• **Provided passage**
# epson 8350 question



## breynold76 (Nov 20, 2012)

i have an epson 8350 and having trouble adjusting screen position.

if i understand this right the two dials on the top adjust the position, one is left and right and the other is up and down. the problem i am having is that if i want to adjust it left or right it also moves up or down and it moves left or right if i want to move it up or down.

it also seems to move on its own over the next few days after i get it where i want it, to the point where it is past the border and on the wall randomly going up, down, left or right.

i do not have it ceiling mounted it is on top of a shelf that is 78 inches high, if that makes a difference.

is this normal or is there a problem with the projector


----------



## mechman (Feb 8, 2007)

Just to verify, you are moving the vertical lens shift control for up and down, right? And the horizontal lens control for the left and right? If the horizontal control is moving the image up and down, and the pj is level, it may be defective.


----------



## breynold76 (Nov 20, 2012)

mechman said:


> Just to verify, you are moving the vertical lens shift control for up and down, right? And the horizontal lens control for the left and right? If the horizontal control is moving the image up and down, and the pj is level, it may be defective.


yes when i move the vertical lens shift up and down it does move up and down like it should but takes a very slight turn left or right when moved. when i put a level on top of the pj the bubble is right in the middle.

the pattern is not level on the wall. the left side is higher than the right side.


----------



## Yiannis1970 (Sep 2, 2012)

breynold76 said:


> yes when i move the vertical lens shift up and down it does move up and down like it should but takes a very slight turn left or right when moved. when i put a level on top of the pj the bubble is right in the middle.
> 
> the pattern is not level on the wall. the left side is higher than the right side.


I have encountered the same problem on an Epson 3200 (European version). It gave us a headache to get a linear picture. Just try to use only vertical shift as slowly as possible.


----------

• **Provided information**
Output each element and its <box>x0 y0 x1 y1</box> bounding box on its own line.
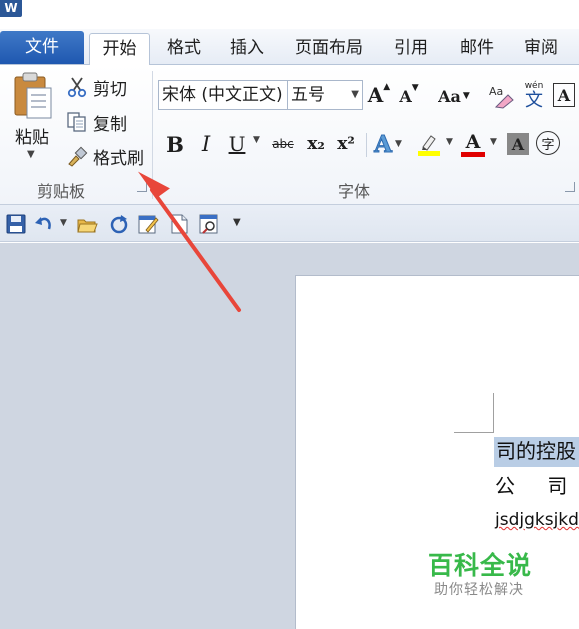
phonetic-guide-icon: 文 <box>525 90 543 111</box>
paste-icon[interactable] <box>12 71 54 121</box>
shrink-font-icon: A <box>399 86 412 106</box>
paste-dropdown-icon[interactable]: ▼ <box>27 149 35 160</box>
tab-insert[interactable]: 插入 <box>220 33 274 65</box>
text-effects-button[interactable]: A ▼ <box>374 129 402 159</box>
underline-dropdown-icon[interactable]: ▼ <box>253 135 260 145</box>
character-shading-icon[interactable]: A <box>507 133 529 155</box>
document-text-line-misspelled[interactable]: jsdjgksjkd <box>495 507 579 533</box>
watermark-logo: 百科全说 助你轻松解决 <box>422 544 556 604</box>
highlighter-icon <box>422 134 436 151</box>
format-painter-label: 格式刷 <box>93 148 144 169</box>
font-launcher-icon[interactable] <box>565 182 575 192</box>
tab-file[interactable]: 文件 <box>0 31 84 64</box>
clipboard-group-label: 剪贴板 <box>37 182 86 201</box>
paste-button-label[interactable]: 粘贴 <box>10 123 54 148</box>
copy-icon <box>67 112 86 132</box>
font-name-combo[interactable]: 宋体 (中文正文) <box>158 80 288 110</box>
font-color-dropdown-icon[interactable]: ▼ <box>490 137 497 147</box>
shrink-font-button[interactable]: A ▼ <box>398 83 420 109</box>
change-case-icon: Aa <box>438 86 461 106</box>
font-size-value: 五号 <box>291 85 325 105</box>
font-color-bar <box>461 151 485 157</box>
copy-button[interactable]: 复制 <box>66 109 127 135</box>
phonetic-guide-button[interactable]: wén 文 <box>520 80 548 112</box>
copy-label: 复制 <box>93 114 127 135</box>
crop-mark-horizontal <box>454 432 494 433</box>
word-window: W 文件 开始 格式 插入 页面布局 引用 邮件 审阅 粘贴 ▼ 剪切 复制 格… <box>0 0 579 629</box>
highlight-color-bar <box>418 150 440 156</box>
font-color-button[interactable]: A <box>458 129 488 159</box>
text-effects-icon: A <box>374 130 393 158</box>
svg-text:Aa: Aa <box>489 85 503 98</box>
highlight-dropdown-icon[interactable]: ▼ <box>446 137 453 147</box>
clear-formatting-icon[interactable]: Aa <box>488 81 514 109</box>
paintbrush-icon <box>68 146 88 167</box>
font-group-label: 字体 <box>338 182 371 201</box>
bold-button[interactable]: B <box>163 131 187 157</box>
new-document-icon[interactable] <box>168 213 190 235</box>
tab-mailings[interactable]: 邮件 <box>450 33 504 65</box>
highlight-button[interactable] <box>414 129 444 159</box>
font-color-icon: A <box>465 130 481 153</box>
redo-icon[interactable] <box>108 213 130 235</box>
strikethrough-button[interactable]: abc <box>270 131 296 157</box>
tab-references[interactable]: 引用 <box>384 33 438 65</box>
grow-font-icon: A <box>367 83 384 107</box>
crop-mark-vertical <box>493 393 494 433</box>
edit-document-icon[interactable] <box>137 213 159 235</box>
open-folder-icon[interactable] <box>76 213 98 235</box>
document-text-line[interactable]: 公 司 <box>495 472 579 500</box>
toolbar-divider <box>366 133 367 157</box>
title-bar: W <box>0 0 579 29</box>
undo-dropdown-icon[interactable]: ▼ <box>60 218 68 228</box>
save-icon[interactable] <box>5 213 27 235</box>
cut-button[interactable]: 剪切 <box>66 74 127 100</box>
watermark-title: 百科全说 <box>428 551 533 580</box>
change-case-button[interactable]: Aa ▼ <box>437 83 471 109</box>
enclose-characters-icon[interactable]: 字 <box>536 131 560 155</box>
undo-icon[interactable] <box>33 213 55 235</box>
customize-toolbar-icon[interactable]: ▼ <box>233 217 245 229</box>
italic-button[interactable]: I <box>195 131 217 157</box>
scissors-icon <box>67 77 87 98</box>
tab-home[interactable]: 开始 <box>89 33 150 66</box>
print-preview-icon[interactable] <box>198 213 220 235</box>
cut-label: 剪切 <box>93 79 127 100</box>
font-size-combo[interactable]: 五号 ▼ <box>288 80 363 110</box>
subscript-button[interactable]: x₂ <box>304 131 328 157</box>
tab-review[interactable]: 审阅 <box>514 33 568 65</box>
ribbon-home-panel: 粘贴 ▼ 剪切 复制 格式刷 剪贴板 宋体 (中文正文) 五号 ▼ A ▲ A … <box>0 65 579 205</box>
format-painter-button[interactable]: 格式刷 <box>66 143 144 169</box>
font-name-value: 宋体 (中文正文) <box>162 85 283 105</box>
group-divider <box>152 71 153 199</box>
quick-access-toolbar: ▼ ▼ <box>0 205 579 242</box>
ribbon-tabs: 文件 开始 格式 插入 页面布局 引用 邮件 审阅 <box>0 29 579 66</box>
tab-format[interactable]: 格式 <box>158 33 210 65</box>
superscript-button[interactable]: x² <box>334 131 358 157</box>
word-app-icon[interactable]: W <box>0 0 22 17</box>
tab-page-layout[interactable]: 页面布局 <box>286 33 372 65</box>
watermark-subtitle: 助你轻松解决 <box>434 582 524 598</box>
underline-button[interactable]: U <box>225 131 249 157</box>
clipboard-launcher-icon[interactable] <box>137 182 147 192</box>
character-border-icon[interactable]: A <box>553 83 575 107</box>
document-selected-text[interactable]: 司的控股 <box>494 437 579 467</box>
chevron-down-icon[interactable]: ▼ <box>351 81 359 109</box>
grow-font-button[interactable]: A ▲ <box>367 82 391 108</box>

---

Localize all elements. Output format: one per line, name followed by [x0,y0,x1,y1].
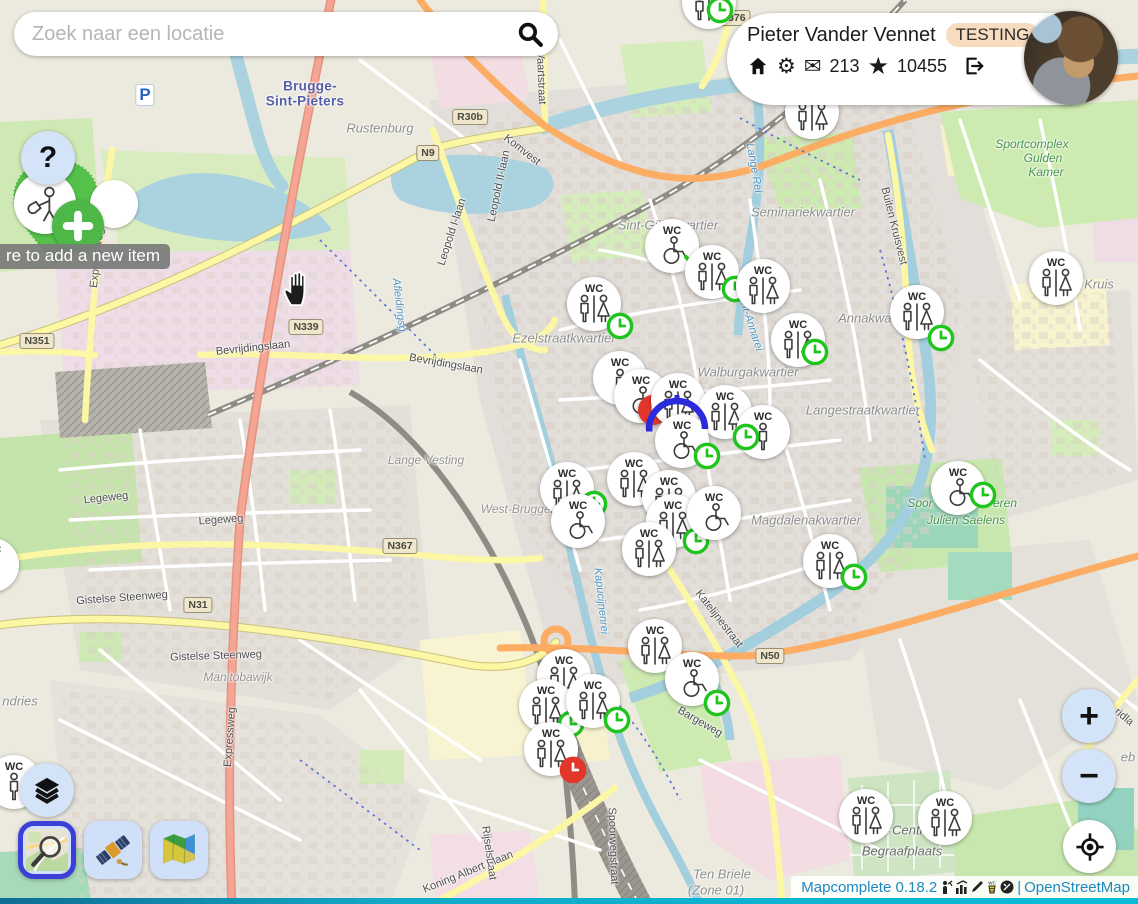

--

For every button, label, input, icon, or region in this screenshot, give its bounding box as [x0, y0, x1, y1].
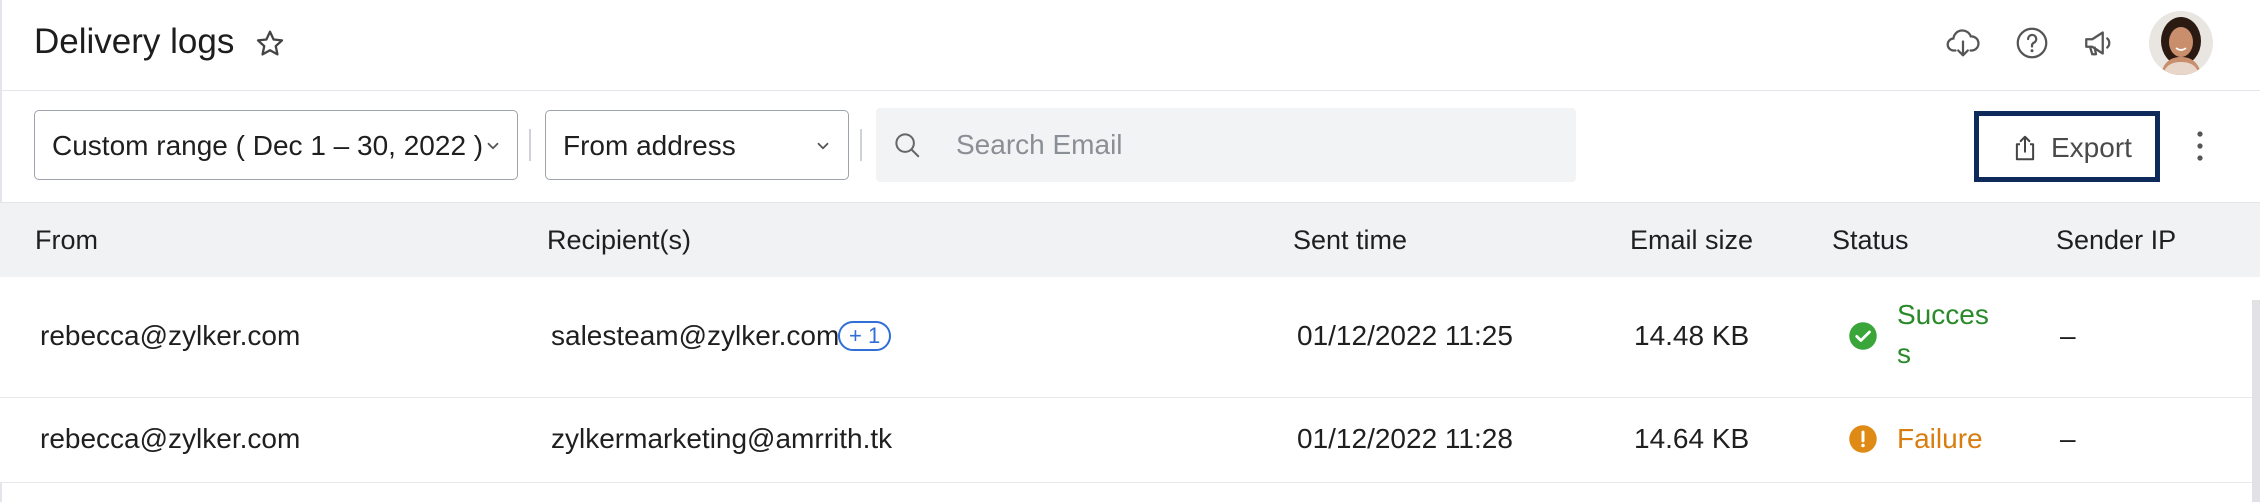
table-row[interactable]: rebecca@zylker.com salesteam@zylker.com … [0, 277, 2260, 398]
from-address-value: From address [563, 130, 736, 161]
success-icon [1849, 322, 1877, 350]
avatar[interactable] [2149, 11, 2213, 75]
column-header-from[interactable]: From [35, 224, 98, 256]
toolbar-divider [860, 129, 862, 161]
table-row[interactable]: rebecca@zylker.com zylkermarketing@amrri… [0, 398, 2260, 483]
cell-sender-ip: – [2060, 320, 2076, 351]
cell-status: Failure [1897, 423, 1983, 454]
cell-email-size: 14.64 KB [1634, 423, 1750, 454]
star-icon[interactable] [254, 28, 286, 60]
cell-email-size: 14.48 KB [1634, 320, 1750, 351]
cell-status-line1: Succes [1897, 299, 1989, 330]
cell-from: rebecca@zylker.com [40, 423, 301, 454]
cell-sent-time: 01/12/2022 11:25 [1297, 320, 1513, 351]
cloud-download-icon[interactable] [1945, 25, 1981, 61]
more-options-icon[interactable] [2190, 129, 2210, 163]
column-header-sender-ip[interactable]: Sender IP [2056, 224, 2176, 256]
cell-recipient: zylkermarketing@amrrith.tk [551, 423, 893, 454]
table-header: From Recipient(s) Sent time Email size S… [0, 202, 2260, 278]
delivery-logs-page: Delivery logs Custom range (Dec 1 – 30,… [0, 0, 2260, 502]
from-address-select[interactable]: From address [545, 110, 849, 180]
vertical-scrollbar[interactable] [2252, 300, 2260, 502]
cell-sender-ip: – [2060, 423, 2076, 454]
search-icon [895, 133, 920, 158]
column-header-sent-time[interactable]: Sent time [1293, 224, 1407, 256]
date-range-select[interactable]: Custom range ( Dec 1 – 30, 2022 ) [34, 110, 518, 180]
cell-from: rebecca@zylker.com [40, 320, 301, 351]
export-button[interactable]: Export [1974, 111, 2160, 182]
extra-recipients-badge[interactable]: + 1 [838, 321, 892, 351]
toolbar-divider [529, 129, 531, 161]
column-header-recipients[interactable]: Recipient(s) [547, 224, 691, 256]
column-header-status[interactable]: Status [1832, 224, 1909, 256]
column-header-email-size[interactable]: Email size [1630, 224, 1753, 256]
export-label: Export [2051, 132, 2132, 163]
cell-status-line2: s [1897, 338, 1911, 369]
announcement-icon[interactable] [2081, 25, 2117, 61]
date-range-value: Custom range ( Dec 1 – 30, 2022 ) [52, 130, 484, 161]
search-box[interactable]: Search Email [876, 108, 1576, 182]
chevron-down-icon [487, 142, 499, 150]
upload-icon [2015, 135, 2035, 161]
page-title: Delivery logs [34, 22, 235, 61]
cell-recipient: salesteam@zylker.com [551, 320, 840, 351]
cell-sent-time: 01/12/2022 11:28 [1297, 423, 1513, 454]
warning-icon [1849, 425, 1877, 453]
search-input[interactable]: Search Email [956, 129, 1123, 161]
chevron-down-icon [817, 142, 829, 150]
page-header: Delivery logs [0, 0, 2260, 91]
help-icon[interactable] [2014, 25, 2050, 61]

• **Goal**
From the forum thread about the Epson 8350 projector, transcribe the passage starting at "i have an epson" and ending at "left or right.".

• **Correct response**
i have an epson 8350 and having trouble adjusting screen position.

if i understand this right the two dials on the top adjust the position, one is left and right and the other is up and down. the problem i am having is that if i want to adjust it left or right it also moves up or down and it moves left or right if i want to move it up or down.

it also seems to move on its own over the next few days after i get it where i want it, to the point where it is past the border and on the wall randomly going up, down, left or right.